**WRITTEN INSTRUCTION:** Track down every line below that holds "Vijendra" and copy it.

**DATASET:**
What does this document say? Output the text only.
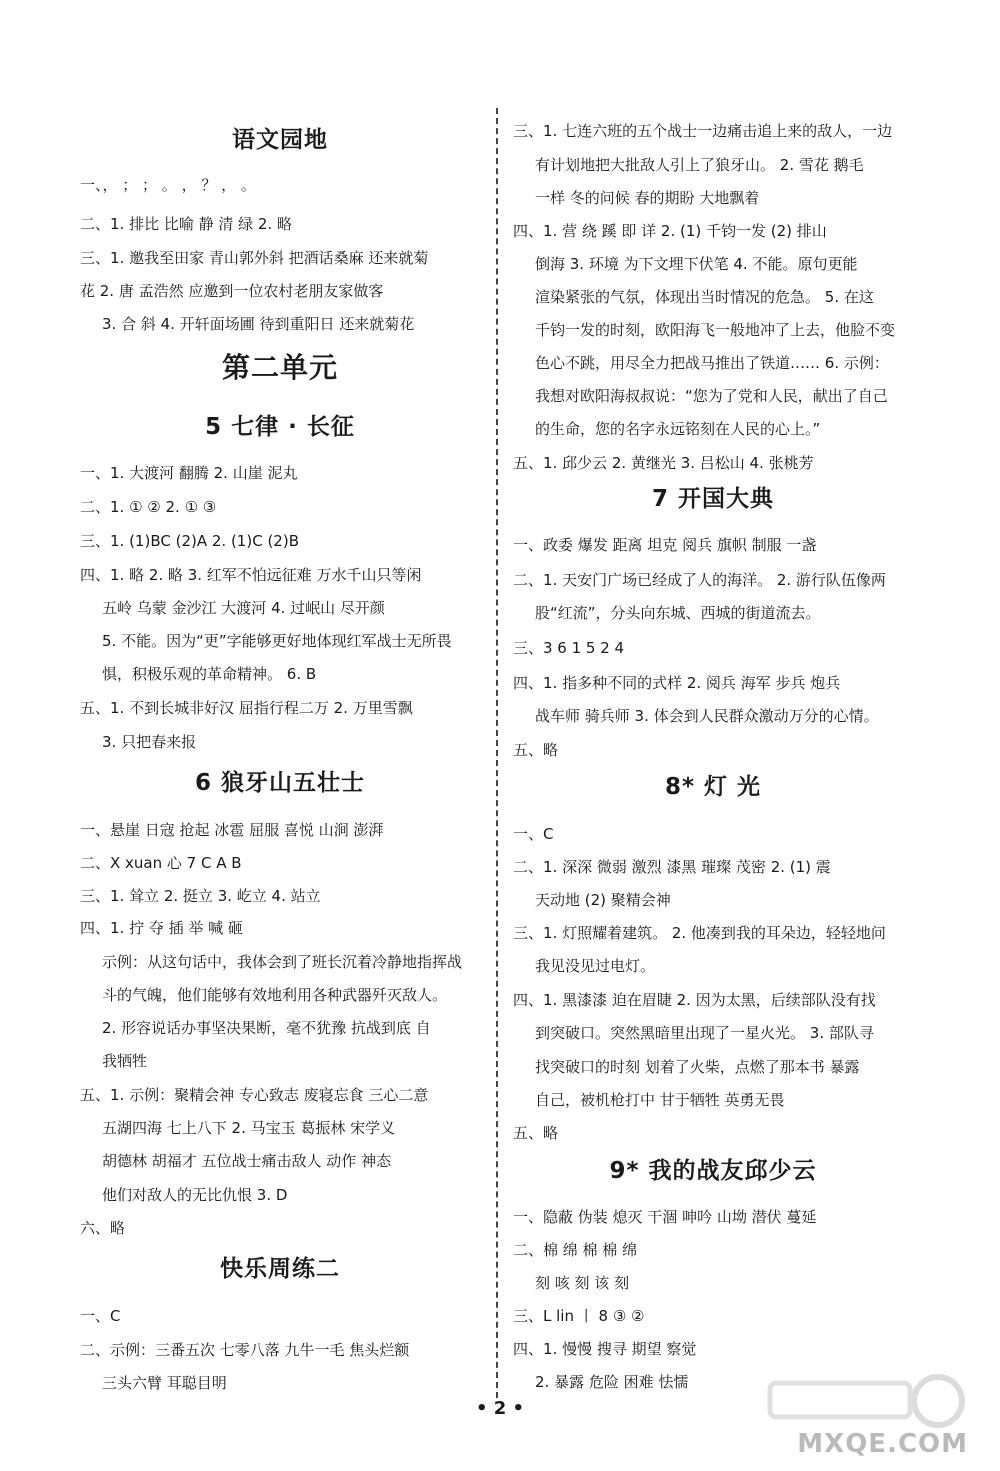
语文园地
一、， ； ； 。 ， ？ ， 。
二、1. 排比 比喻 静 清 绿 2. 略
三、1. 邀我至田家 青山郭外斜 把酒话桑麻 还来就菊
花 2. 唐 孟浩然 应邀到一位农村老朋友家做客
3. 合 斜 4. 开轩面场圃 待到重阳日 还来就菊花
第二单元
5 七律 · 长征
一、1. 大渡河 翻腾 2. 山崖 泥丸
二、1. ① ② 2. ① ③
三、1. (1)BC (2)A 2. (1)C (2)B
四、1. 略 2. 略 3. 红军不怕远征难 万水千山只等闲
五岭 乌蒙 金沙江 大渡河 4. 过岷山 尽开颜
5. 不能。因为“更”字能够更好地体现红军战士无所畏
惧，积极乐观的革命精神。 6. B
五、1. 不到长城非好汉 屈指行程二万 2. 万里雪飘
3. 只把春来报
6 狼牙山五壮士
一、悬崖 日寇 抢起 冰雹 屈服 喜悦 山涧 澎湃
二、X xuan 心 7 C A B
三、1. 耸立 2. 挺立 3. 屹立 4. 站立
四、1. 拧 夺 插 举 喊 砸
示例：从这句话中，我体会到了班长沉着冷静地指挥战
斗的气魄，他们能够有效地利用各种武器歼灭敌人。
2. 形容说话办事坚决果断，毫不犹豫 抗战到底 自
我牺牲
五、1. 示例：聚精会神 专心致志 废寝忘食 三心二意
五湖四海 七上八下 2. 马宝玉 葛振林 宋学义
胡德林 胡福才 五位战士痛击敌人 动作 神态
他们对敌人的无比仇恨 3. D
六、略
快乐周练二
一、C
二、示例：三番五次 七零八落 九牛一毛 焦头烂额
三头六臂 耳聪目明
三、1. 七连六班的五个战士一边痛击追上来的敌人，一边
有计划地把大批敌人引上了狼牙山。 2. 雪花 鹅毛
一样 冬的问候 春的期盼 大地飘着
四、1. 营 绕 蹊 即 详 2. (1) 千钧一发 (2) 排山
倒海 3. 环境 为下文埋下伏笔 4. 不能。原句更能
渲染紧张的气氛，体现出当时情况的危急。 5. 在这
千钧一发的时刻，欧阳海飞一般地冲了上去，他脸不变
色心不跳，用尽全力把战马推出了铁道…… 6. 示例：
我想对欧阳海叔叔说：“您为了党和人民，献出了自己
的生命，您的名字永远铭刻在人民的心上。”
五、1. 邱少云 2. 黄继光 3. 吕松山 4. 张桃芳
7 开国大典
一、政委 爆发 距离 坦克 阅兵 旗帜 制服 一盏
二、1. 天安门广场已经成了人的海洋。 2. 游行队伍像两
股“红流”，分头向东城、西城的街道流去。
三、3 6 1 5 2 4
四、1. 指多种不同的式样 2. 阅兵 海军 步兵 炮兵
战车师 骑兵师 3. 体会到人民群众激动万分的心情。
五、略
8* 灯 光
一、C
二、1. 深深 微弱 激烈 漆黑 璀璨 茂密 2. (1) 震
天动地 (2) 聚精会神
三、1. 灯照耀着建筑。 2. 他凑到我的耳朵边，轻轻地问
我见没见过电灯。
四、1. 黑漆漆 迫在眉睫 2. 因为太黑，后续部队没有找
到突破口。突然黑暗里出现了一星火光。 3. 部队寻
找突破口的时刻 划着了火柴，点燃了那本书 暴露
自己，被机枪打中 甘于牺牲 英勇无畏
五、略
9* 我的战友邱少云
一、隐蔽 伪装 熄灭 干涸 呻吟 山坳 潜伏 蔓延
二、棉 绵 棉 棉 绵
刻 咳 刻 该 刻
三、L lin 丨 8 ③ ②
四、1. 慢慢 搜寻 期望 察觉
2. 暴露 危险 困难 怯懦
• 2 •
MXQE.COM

==

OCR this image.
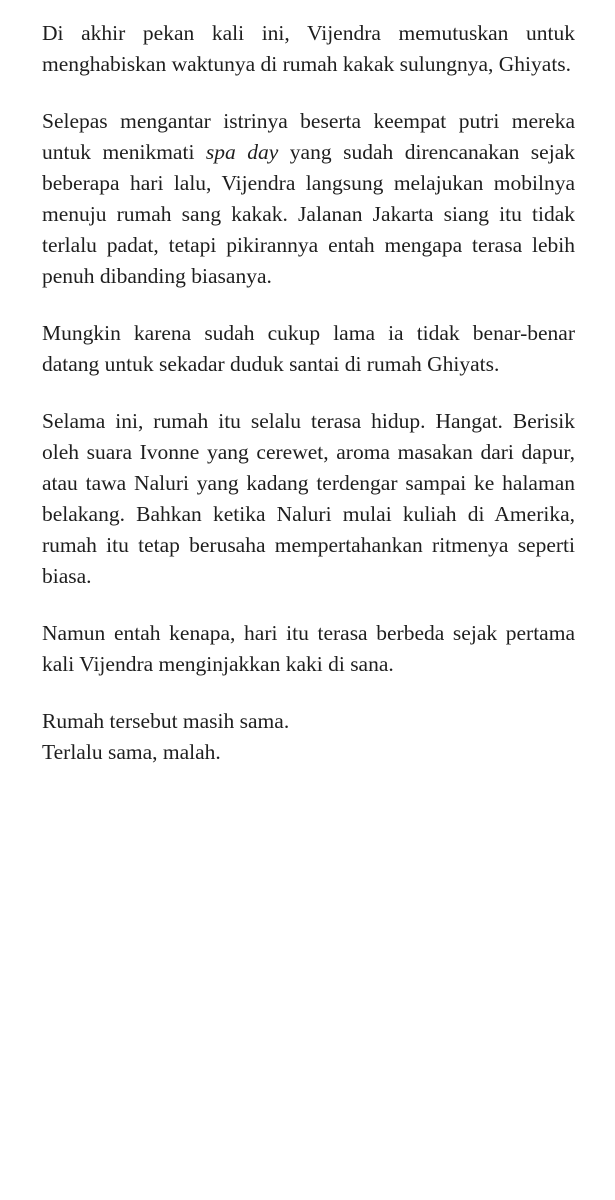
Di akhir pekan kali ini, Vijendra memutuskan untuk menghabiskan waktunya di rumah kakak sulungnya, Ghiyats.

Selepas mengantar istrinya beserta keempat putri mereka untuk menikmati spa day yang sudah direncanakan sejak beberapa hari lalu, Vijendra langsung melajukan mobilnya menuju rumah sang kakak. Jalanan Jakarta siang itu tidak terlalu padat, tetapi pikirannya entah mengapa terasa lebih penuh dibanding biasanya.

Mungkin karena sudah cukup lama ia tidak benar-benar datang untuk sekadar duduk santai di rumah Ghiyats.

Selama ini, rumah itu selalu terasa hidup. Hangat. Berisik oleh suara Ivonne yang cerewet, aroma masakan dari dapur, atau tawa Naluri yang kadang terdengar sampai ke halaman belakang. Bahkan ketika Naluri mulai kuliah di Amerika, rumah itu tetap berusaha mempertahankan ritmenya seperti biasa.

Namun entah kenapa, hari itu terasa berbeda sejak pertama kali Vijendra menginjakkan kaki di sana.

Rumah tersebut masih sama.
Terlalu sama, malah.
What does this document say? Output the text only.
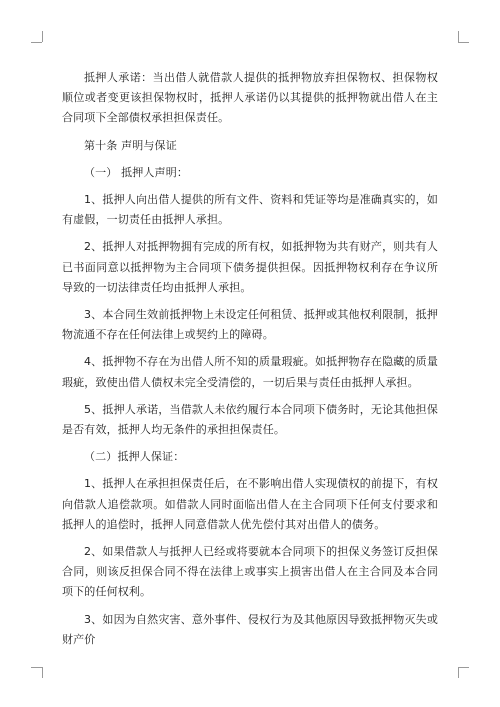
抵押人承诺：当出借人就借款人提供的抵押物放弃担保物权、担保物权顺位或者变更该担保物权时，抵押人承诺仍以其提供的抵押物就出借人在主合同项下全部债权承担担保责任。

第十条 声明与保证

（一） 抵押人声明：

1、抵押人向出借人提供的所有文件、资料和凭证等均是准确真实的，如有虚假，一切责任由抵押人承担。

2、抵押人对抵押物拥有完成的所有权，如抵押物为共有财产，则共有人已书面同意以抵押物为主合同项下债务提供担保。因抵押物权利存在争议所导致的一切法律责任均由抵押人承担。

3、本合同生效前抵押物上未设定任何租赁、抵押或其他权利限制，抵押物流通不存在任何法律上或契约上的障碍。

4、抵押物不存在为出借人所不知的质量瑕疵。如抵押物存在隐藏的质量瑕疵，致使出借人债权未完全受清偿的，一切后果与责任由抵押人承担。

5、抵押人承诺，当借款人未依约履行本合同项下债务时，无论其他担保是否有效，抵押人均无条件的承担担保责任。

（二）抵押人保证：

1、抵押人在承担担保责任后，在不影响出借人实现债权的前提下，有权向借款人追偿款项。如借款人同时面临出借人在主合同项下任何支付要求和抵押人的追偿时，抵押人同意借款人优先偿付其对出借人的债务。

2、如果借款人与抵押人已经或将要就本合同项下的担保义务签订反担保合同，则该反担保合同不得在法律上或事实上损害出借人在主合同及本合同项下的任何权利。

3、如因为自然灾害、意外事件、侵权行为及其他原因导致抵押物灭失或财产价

**RESULT:**
Di akhir pekan kali ini, Vijendra memutuskan untuk menghabiskan waktunya di rumah kakak sulungnya, Ghiyats.
Selepas mengantar istrinya beserta keempat putri mereka untuk menikmati spa day yang sudah direncanakan sejak beberapa hari lalu, Vijendra langsung melajukan mobilnya menuju rumah sang kakak. Jalanan Jakarta siang itu tidak terlalu padat, tetapi pikirannya entah mengapa terasa lebih penuh dibanding biasanya.
Namun entah kenapa, hari itu terasa berbeda sejak pertama kali Vijendra menginjakkan kaki di sana.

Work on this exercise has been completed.